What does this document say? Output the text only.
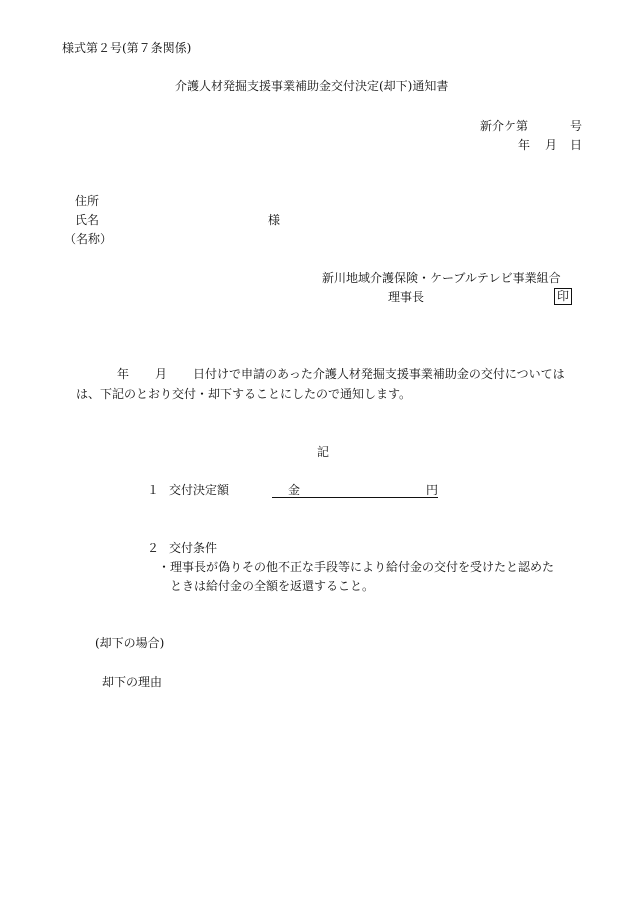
様式第２号(第７条関係)
介護人材発掘支援事業補助金交付決定(却下)通知書
新介ケ第	号
年 月 日
住所
氏名	様
（名称）
新川地域介護保険・ケーブルテレビ事業組合
理事長	印
年 月 日付けで申請のあった介護人材発掘支援事業補助金の交付については
は、下記のとおり交付・却下することにしたので通知します。
記
１ 交付決定額	金	円
２ 交付条件
・理事長が偽りその他不正な手段等により給付金の交付を受けたと認めた
ときは給付金の全額を返還すること。
(却下の場合)
却下の理由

_ _ _

WHAT IS ASKED →
Exclude the pictures. Write out the remaining data exactly.

FINISHED TASK →
What does this document say? Output the text only.
様式第２号(第７条関係)
介護人材発掘支援事業補助金交付決定(却下)通知書
新介ケ第	号
年 月 日
住所
氏名	様
（名称）
新川地域介護保険・ケーブルテレビ事業組合
理事長	印
年 月 日付けで申請のあった介護人材発掘支援事業補助金の交付については
は、下記のとおり交付・却下することにしたので通知します。
記
１ 交付決定額	金	円
２ 交付条件
・理事長が偽りその他不正な手段等により給付金の交付を受けたと認めた
ときは給付金の全額を返還すること。
(却下の場合)
却下の理由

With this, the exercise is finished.